WHAT THIS TASK INVOLVES: Transcribe the entries that follow, word for word.

Dataset excerpts:
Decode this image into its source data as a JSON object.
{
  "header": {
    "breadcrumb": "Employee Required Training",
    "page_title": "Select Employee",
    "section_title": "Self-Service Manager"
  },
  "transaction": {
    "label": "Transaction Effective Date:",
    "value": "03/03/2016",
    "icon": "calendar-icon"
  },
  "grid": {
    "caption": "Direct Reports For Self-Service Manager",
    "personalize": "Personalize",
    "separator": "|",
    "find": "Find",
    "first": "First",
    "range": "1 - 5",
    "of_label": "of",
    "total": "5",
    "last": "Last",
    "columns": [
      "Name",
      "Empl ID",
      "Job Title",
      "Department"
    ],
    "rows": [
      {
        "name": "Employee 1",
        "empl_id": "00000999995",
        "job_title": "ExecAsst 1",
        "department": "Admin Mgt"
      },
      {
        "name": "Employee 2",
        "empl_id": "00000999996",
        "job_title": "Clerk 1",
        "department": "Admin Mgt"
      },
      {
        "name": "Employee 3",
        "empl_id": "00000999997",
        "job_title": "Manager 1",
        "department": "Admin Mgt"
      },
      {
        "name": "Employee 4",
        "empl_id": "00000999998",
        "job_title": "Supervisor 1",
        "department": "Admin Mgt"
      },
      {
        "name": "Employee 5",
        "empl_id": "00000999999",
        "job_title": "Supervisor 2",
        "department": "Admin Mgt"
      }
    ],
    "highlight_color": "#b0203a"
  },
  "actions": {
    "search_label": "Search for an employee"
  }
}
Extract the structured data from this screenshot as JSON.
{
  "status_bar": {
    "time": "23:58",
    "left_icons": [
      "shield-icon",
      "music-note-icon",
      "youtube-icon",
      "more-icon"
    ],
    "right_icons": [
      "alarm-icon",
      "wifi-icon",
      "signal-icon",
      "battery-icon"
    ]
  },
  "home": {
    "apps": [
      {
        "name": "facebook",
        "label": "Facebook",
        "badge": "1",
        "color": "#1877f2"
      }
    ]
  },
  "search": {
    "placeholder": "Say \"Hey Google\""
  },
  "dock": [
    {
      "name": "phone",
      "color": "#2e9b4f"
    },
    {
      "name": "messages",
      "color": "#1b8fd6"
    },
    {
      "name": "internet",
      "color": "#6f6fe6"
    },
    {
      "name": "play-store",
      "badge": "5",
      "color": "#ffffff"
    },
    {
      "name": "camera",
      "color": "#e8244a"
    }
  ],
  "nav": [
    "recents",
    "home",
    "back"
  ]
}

RESULT OF THIS TASK:
Decode this image into its source data as a JSON object.
{
  "header": {
    "breadcrumb": "Employee Required Training",
    "page_title": "Select Employee",
    "section_title": "Self-Service Manager"
  },
  "transaction": {
    "label": "Transaction Effective Date:",
    "value": "03/03/2016",
    "icon": "calendar-icon"
  },
  "grid": {
    "caption": "Direct Reports For Self-Service Manager",
    "personalize": "Personalize",
    "separator": "|",
    "find": "Find",
    "first": "First",
    "range": "1 - 5",
    "of_label": "of",
    "total": "5",
    "last": "Last",
    "columns": [
      "Name",
      "Empl ID",
      "Job Title",
      "Department"
    ],
    "rows": [
      {
        "name": "Employee 1",
        "empl_id": "00000999995",
        "job_title": "ExecAsst 1",
        "department": "Admin Mgt"
      },
      {
        "name": "Employee 2",
        "empl_id": "00000999996",
        "job_title": "Clerk 1",
        "department": "Admin Mgt"
      },
      {
        "name": "Employee 3",
        "empl_id": "00000999997",
        "job_title": "Manager 1",
        "department": "Admin Mgt"
      },
      {
        "name": "Employee 4",
        "empl_id": "00000999998",
        "job_title": "Supervisor 1",
        "department": "Admin Mgt"
      },
      {
        "name": "Employee 5",
        "empl_id": "00000999999",
        "job_title": "Supervisor 2",
        "department": "Admin Mgt"
      }
    ],
    "highlight_color": "#b0203a"
  },
  "actions": {
    "search_label": "Search for an employee"
  }
}
Extract the structured data from this screenshot as JSON.
{
  "status_bar": {
    "time": "23:58",
    "left_icons": [
      "shield-icon",
      "music-note-icon",
      "youtube-icon",
      "more-icon"
    ],
    "right_icons": [
      "alarm-icon",
      "wifi-icon",
      "signal-icon",
      "battery-icon"
    ]
  },
  "home": {
    "apps": [
      {
        "name": "facebook",
        "label": "Facebook",
        "badge": "1",
        "color": "#1877f2"
      }
    ]
  },
  "search": {
    "placeholder": "Say \"Hey Google\""
  },
  "dock": [
    {
      "name": "phone",
      "color": "#2e9b4f"
    },
    {
      "name": "messages",
      "color": "#1b8fd6"
    },
    {
      "name": "internet",
      "color": "#6f6fe6"
    },
    {
      "name": "play-store",
      "badge": "5",
      "color": "#ffffff"
    },
    {
      "name": "camera",
      "color": "#e8244a"
    }
  ],
  "nav": [
    "recents",
    "home",
    "back"
  ]
}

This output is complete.